Instruction. Reproduce the entries below in full, word for word.

Dataset entries:
--- --- ---
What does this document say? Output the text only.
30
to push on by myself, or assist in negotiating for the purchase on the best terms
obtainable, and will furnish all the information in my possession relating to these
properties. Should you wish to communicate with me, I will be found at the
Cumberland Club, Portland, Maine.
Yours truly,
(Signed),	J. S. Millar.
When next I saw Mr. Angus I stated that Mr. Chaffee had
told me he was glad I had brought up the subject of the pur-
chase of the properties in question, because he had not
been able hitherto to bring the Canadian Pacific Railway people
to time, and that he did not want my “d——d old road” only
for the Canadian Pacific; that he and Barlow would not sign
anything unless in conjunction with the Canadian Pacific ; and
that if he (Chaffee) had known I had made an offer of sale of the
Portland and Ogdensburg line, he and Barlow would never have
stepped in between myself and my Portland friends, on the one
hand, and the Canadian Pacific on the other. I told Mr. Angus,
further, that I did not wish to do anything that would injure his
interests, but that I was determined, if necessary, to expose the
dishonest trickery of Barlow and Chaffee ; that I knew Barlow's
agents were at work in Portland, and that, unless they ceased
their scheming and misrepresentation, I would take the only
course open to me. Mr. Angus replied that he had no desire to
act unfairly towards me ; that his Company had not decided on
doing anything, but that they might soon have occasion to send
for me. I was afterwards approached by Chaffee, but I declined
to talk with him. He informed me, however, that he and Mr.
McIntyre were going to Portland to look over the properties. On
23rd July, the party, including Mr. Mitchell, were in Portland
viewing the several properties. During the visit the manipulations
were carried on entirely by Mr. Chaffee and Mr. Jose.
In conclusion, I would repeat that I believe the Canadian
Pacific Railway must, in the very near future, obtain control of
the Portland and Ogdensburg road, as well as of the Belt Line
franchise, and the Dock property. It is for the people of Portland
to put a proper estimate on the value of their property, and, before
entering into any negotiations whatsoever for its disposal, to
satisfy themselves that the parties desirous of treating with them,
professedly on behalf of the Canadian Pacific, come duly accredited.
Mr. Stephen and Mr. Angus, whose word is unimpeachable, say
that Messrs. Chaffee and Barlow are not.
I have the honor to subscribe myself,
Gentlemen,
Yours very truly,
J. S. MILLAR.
--- --- ---
Written solution.
What does this document say? Output the text only.
30
to push on by myself, or assist in negotiating for the purchase on the best terms
obtainable, and will furnish all the information in my possession relating to these
properties. Should you wish to communicate with me, I will be found at the
Cumberland Club, Portland, Maine.
Yours truly,
(Signed),	J. S. Millar.
When next I saw Mr. Angus I stated that Mr. Chaffee had
told me he was glad I had brought up the subject of the pur-
chase of the properties in question, because he had not
been able hitherto to bring the Canadian Pacific Railway people
to time, and that he did not want my “d——d old road” only
for the Canadian Pacific; that he and Barlow would not sign
anything unless in conjunction with the Canadian Pacific ; and
that if he (Chaffee) had known I had made an offer of sale of the
Portland and Ogdensburg line, he and Barlow would never have
stepped in between myself and my Portland friends, on the one
hand, and the Canadian Pacific on the other. I told Mr. Angus,
further, that I did not wish to do anything that would injure his
interests, but that I was determined, if necessary, to expose the
dishonest trickery of Barlow and Chaffee ; that I knew Barlow's
agents were at work in Portland, and that, unless they ceased
their scheming and misrepresentation, I would take the only
course open to me. Mr. Angus replied that he had no desire to
act unfairly towards me ; that his Company had not decided on
doing anything, but that they might soon have occasion to send
for me. I was afterwards approached by Chaffee, but I declined
to talk with him. He informed me, however, that he and Mr.
McIntyre were going to Portland to look over the properties. On
23rd July, the party, including Mr. Mitchell, were in Portland
viewing the several properties. During the visit the manipulations
were carried on entirely by Mr. Chaffee and Mr. Jose.
In conclusion, I would repeat that I believe the Canadian
Pacific Railway must, in the very near future, obtain control of
the Portland and Ogdensburg road, as well as of the Belt Line
franchise, and the Dock property. It is for the people of Portland
to put a proper estimate on the value of their property, and, before
entering into any negotiations whatsoever for its disposal, to
satisfy themselves that the parties desirous of treating with them,
professedly on behalf of the Canadian Pacific, come duly accredited.
Mr. Stephen and Mr. Angus, whose word is unimpeachable, say
that Messrs. Chaffee and Barlow are not.
I have the honor to subscribe myself,
Gentlemen,
Yours very truly,
J. S. MILLAR.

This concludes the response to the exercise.